**GIVEN PROBLEM**
Identify the lines bearing the string "FXCM" and gather them.
___ SUPPLIED RECORDS ___
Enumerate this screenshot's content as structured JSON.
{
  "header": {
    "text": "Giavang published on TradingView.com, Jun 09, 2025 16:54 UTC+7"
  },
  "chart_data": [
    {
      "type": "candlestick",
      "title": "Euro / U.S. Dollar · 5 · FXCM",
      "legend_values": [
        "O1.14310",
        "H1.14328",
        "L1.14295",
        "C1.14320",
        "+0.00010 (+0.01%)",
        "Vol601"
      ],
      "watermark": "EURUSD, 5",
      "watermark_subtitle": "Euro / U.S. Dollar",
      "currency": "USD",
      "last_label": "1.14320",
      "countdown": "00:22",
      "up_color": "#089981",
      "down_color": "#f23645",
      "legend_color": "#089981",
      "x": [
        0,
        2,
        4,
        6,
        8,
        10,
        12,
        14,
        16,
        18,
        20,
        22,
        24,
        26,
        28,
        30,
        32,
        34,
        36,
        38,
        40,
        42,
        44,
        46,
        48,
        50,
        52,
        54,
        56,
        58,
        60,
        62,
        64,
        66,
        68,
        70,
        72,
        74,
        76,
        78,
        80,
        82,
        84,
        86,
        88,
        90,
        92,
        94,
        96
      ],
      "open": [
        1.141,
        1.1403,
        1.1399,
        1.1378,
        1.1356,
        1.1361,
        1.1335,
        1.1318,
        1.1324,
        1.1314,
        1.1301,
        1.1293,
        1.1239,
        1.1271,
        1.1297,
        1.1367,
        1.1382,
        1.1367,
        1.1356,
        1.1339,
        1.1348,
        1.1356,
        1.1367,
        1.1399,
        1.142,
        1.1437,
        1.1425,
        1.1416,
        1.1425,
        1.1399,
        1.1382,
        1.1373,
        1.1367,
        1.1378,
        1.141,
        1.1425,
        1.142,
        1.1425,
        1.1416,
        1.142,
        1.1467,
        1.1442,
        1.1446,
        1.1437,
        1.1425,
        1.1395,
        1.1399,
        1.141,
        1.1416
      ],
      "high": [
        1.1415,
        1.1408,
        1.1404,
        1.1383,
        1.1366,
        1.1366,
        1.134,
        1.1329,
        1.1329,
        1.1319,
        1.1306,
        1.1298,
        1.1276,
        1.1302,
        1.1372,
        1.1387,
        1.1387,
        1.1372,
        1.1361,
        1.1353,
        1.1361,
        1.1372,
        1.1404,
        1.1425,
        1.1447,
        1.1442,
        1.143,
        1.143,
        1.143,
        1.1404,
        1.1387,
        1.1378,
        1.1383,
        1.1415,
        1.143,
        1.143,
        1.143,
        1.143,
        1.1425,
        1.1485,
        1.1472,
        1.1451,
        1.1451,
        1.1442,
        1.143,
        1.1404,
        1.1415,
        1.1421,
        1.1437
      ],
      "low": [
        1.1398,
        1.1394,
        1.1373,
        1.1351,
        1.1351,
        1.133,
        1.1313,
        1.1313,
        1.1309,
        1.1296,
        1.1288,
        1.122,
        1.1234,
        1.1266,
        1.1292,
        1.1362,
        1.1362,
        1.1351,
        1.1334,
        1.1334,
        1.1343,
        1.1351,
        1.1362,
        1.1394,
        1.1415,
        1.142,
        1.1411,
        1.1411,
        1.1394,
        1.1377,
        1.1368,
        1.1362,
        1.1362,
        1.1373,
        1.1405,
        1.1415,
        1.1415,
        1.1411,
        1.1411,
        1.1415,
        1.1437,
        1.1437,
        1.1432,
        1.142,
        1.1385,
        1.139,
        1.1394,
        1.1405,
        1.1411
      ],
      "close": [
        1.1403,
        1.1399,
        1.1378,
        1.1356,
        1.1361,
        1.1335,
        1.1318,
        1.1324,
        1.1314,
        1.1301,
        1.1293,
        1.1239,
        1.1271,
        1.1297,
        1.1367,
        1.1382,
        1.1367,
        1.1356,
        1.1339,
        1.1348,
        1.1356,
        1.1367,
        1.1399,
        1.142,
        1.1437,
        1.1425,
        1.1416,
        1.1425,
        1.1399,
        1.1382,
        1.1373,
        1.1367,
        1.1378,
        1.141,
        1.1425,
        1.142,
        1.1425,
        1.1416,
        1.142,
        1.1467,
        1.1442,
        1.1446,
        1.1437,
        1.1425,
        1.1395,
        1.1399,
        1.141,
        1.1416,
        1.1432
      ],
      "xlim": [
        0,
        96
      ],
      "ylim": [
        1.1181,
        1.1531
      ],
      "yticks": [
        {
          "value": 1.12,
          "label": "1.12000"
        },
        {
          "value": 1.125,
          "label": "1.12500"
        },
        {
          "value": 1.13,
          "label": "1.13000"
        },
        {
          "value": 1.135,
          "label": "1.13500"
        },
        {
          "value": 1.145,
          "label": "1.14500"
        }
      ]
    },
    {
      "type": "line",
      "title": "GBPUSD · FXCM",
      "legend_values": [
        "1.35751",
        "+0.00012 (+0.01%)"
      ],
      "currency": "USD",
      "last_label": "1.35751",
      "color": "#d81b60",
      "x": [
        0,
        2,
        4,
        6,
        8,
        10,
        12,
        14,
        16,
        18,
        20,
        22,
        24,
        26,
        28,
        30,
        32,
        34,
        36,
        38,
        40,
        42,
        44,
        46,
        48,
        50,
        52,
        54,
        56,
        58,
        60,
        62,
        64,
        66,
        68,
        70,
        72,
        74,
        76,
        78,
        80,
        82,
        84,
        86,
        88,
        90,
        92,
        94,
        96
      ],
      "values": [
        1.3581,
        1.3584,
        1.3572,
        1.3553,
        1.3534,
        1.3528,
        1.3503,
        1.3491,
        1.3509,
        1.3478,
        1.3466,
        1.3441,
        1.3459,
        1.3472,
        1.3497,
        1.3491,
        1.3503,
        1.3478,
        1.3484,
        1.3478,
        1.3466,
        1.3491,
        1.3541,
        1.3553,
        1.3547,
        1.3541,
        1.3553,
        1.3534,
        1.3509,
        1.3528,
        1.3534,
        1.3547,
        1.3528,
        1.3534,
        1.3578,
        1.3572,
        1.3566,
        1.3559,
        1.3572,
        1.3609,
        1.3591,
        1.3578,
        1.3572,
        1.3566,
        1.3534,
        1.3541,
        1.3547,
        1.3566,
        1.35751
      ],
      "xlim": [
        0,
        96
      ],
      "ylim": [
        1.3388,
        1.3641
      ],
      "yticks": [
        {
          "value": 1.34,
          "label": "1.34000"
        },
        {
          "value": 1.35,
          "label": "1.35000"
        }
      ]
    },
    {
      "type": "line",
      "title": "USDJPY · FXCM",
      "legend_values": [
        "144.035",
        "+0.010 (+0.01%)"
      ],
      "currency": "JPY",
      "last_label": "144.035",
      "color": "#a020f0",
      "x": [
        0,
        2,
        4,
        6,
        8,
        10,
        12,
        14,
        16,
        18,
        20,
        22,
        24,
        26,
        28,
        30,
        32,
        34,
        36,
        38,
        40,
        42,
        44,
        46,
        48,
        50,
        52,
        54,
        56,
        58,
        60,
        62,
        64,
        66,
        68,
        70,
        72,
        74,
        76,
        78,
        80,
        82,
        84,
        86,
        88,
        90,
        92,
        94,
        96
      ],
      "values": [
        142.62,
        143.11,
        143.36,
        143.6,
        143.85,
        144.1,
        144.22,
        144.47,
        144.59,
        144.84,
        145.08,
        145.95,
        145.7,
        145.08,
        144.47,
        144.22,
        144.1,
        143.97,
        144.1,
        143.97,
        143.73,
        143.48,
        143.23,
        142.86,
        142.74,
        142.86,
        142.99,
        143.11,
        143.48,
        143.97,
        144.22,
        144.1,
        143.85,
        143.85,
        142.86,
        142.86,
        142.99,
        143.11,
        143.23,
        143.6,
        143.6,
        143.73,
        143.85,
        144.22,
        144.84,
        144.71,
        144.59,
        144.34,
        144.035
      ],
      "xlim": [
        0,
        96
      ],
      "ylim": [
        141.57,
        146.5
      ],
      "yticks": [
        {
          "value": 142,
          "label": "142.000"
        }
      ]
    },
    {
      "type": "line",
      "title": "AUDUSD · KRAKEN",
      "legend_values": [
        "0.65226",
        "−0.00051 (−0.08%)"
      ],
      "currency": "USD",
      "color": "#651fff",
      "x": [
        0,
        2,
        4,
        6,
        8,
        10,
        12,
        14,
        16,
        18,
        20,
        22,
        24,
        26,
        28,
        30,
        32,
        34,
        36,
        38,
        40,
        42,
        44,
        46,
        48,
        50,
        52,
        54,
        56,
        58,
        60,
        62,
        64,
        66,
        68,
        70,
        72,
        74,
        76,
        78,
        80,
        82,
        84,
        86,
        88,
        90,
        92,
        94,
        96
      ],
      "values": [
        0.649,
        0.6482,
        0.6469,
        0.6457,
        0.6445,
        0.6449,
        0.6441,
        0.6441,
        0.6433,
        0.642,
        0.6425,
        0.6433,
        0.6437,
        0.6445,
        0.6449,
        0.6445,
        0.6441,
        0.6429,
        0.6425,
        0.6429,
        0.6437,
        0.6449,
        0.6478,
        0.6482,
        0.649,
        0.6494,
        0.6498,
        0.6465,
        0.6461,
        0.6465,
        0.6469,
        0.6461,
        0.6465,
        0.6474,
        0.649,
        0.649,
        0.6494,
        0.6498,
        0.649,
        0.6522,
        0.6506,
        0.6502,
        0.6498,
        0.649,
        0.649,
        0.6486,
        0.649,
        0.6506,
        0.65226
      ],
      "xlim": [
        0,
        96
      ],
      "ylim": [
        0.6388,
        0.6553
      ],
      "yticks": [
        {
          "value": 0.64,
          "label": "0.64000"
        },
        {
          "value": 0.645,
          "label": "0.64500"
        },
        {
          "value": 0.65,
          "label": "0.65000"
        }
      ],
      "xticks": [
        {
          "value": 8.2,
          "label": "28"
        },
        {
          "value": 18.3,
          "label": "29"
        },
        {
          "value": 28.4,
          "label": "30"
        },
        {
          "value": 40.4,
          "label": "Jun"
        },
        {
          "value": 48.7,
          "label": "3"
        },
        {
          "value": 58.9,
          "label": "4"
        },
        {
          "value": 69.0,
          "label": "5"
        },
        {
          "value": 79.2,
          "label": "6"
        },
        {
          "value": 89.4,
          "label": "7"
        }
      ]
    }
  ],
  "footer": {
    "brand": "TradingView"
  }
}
___
**RESULT**
      "title": "Euro / U.S. Dollar · 5 · FXCM",
      "title": "GBPUSD · FXCM",
      "title": "USDJPY · FXCM",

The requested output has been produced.